— begin DATA TO PROCESS —

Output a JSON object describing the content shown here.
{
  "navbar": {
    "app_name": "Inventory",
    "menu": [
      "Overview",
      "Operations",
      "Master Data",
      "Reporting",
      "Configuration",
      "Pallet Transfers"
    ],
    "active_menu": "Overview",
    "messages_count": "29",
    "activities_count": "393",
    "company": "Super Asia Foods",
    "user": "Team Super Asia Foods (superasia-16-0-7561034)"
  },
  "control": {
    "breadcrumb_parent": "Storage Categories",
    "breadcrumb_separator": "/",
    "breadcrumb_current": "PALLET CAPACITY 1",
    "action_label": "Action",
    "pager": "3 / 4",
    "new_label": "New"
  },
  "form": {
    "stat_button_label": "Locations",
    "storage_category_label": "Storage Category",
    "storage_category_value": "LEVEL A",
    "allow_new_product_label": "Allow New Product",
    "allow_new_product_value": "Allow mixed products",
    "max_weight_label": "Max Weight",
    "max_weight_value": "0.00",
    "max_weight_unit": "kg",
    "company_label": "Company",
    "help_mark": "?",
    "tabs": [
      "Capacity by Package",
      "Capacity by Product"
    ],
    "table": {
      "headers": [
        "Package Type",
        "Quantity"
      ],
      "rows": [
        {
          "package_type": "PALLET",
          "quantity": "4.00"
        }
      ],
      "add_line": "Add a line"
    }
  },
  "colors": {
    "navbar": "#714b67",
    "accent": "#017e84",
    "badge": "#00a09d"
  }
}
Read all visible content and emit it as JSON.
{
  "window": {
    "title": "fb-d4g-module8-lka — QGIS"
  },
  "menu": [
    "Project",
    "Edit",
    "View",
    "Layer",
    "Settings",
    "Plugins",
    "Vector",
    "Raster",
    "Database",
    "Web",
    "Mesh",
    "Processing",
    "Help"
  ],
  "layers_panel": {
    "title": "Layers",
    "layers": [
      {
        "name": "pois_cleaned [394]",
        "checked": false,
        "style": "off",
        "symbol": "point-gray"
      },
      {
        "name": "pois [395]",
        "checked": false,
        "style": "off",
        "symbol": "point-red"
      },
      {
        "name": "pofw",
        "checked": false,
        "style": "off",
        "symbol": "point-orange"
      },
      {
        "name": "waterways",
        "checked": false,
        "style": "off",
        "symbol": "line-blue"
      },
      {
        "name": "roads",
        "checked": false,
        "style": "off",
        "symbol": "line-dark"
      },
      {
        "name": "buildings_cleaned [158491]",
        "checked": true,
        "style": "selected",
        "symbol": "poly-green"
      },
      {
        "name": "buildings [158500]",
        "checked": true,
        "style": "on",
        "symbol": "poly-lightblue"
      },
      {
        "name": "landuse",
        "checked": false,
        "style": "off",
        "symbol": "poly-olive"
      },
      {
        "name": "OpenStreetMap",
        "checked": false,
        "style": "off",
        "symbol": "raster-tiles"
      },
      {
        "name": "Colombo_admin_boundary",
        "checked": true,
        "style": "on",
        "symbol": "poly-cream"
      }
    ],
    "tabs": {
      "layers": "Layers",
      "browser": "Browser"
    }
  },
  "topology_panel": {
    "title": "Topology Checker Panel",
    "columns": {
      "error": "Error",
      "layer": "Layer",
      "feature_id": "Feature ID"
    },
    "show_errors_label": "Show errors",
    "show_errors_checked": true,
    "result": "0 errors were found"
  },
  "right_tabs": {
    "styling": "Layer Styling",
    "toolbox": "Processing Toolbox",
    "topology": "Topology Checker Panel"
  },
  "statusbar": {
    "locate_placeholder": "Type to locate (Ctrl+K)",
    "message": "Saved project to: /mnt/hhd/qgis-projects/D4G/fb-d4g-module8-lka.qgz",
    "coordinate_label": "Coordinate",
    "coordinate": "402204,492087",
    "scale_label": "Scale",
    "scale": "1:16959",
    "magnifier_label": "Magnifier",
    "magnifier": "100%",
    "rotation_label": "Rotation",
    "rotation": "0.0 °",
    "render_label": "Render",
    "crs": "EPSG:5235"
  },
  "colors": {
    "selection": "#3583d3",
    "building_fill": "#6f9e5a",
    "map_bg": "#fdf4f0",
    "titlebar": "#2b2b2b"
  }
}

— end DATA TO PROCESS —

TASK REQUIREMENTS: Hand back the material above in full, exactly as written.

OUTPUT FOR THIS EXERCISE:
Output a JSON object describing the content shown here.
{
  "navbar": {
    "app_name": "Inventory",
    "menu": [
      "Overview",
      "Operations",
      "Master Data",
      "Reporting",
      "Configuration",
      "Pallet Transfers"
    ],
    "active_menu": "Overview",
    "messages_count": "29",
    "activities_count": "393",
    "company": "Super Asia Foods",
    "user": "Team Super Asia Foods (superasia-16-0-7561034)"
  },
  "control": {
    "breadcrumb_parent": "Storage Categories",
    "breadcrumb_separator": "/",
    "breadcrumb_current": "PALLET CAPACITY 1",
    "action_label": "Action",
    "pager": "3 / 4",
    "new_label": "New"
  },
  "form": {
    "stat_button_label": "Locations",
    "storage_category_label": "Storage Category",
    "storage_category_value": "LEVEL A",
    "allow_new_product_label": "Allow New Product",
    "allow_new_product_value": "Allow mixed products",
    "max_weight_label": "Max Weight",
    "max_weight_value": "0.00",
    "max_weight_unit": "kg",
    "company_label": "Company",
    "help_mark": "?",
    "tabs": [
      "Capacity by Package",
      "Capacity by Product"
    ],
    "table": {
      "headers": [
        "Package Type",
        "Quantity"
      ],
      "rows": [
        {
          "package_type": "PALLET",
          "quantity": "4.00"
        }
      ],
      "add_line": "Add a line"
    }
  },
  "colors": {
    "navbar": "#714b67",
    "accent": "#017e84",
    "badge": "#00a09d"
  }
}
Read all visible content and emit it as JSON.
{
  "window": {
    "title": "fb-d4g-module8-lka — QGIS"
  },
  "menu": [
    "Project",
    "Edit",
    "View",
    "Layer",
    "Settings",
    "Plugins",
    "Vector",
    "Raster",
    "Database",
    "Web",
    "Mesh",
    "Processing",
    "Help"
  ],
  "layers_panel": {
    "title": "Layers",
    "layers": [
      {
        "name": "pois_cleaned [394]",
        "checked": false,
        "style": "off",
        "symbol": "point-gray"
      },
      {
        "name": "pois [395]",
        "checked": false,
        "style": "off",
        "symbol": "point-red"
      },
      {
        "name": "pofw",
        "checked": false,
        "style": "off",
        "symbol": "point-orange"
      },
      {
        "name": "waterways",
        "checked": false,
        "style": "off",
        "symbol": "line-blue"
      },
      {
        "name": "roads",
        "checked": false,
        "style": "off",
        "symbol": "line-dark"
      },
      {
        "name": "buildings_cleaned [158491]",
        "checked": true,
        "style": "selected",
        "symbol": "poly-green"
      },
      {
        "name": "buildings [158500]",
        "checked": true,
        "style": "on",
        "symbol": "poly-lightblue"
      },
      {
        "name": "landuse",
        "checked": false,
        "style": "off",
        "symbol": "poly-olive"
      },
      {
        "name": "OpenStreetMap",
        "checked": false,
        "style": "off",
        "symbol": "raster-tiles"
      },
      {
        "name": "Colombo_admin_boundary",
        "checked": true,
        "style": "on",
        "symbol": "poly-cream"
      }
    ],
    "tabs": {
      "layers": "Layers",
      "browser": "Browser"
    }
  },
  "topology_panel": {
    "title": "Topology Checker Panel",
    "columns": {
      "error": "Error",
      "layer": "Layer",
      "feature_id": "Feature ID"
    },
    "show_errors_label": "Show errors",
    "show_errors_checked": true,
    "result": "0 errors were found"
  },
  "right_tabs": {
    "styling": "Layer Styling",
    "toolbox": "Processing Toolbox",
    "topology": "Topology Checker Panel"
  },
  "statusbar": {
    "locate_placeholder": "Type to locate (Ctrl+K)",
    "message": "Saved project to: /mnt/hhd/qgis-projects/D4G/fb-d4g-module8-lka.qgz",
    "coordinate_label": "Coordinate",
    "coordinate": "402204,492087",
    "scale_label": "Scale",
    "scale": "1:16959",
    "magnifier_label": "Magnifier",
    "magnifier": "100%",
    "rotation_label": "Rotation",
    "rotation": "0.0 °",
    "render_label": "Render",
    "crs": "EPSG:5235"
  },
  "colors": {
    "selection": "#3583d3",
    "building_fill": "#6f9e5a",
    "map_bg": "#fdf4f0",
    "titlebar": "#2b2b2b"
  }
}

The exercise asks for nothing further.